[start]

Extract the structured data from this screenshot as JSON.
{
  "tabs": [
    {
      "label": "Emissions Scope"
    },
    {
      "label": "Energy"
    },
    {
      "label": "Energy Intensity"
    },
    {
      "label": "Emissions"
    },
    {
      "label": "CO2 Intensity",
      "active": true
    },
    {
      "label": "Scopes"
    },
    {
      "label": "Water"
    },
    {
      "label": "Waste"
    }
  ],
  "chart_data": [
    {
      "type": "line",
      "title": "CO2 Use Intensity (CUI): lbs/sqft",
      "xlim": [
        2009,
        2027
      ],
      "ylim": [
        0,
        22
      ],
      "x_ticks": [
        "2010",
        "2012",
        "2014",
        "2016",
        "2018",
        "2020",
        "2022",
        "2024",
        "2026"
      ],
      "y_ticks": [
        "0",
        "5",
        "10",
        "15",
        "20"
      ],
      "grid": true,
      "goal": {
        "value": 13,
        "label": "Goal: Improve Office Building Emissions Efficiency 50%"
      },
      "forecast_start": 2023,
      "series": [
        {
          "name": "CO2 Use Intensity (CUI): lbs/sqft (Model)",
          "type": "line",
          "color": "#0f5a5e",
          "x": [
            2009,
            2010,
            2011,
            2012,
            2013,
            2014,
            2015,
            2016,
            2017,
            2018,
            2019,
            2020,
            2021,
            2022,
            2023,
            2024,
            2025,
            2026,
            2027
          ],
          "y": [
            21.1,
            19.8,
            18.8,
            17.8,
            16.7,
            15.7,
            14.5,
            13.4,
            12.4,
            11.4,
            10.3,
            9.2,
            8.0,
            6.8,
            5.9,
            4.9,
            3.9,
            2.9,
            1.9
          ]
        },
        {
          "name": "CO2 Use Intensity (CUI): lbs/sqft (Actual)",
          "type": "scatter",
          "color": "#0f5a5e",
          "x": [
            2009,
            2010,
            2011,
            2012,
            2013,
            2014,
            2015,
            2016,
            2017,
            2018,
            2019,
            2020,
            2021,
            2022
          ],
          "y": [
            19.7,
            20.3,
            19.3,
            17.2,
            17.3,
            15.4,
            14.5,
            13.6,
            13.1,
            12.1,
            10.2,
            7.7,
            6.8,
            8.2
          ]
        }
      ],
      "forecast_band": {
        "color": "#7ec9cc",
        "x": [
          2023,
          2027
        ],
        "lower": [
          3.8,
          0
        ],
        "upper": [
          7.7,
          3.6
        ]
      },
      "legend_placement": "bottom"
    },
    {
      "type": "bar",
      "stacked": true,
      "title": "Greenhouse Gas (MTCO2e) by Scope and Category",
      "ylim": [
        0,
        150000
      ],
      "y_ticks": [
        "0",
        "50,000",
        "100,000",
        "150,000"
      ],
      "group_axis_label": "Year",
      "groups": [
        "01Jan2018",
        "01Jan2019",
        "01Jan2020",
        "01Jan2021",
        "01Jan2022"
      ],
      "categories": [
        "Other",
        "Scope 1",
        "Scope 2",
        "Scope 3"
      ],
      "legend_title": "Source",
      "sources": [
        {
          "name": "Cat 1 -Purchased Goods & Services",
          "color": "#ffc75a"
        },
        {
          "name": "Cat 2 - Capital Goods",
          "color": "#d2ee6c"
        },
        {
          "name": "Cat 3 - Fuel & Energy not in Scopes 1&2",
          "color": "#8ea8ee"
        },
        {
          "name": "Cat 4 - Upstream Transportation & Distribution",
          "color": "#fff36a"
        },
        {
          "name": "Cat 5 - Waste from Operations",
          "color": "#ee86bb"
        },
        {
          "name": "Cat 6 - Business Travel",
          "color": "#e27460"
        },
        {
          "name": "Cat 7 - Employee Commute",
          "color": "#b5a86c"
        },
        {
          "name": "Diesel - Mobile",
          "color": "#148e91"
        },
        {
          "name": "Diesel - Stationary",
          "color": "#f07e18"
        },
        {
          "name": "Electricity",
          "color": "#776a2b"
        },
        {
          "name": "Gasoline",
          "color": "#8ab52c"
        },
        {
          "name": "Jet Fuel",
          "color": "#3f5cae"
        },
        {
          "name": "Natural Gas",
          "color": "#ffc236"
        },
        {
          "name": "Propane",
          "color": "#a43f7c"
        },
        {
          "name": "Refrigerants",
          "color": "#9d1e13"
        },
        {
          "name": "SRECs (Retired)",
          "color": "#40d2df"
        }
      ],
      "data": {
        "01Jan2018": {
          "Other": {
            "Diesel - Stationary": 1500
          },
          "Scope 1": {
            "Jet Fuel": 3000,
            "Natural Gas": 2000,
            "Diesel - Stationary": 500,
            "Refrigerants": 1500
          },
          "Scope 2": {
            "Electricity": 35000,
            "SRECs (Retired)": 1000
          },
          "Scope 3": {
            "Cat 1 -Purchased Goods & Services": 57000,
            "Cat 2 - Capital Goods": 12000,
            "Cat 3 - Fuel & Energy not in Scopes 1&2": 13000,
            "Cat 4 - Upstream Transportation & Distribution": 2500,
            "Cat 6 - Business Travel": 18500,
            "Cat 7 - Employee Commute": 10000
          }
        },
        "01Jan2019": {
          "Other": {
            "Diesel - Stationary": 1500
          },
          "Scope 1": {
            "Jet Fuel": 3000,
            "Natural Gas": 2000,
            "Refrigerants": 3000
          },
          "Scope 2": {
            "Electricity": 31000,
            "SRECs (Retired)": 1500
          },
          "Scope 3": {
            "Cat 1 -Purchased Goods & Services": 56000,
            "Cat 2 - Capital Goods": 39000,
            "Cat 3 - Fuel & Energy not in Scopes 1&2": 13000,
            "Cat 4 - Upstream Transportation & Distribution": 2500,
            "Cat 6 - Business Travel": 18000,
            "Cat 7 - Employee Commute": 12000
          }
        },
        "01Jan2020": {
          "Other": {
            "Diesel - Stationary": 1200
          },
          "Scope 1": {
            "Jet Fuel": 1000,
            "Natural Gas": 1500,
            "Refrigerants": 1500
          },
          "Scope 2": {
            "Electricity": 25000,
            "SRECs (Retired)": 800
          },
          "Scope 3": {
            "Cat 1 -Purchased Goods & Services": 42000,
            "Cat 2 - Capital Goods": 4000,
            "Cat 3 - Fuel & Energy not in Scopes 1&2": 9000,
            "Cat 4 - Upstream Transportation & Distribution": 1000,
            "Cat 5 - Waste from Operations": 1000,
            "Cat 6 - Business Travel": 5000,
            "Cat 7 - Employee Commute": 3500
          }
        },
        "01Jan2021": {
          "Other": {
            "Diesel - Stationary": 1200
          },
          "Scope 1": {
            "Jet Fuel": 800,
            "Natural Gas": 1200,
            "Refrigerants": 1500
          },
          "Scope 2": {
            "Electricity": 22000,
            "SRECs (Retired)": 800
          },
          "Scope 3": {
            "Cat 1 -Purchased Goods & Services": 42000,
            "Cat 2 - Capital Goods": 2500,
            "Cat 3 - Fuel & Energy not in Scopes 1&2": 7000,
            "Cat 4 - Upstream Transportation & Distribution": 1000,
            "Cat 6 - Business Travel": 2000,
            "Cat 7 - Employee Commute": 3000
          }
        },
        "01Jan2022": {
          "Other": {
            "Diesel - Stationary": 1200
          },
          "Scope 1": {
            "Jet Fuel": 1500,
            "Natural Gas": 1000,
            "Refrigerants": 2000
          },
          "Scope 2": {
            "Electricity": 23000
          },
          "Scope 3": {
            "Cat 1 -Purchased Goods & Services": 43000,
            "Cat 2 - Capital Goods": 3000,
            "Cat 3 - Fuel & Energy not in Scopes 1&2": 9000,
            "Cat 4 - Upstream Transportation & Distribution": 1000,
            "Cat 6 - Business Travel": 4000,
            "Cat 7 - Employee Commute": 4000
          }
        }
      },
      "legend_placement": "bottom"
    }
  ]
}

[end]

*YOUR GOAL:*
What is the number of lines above that hold the string "Operations"? Answer with that number alone.

*ANSWER TO THE EXERCISE:*
2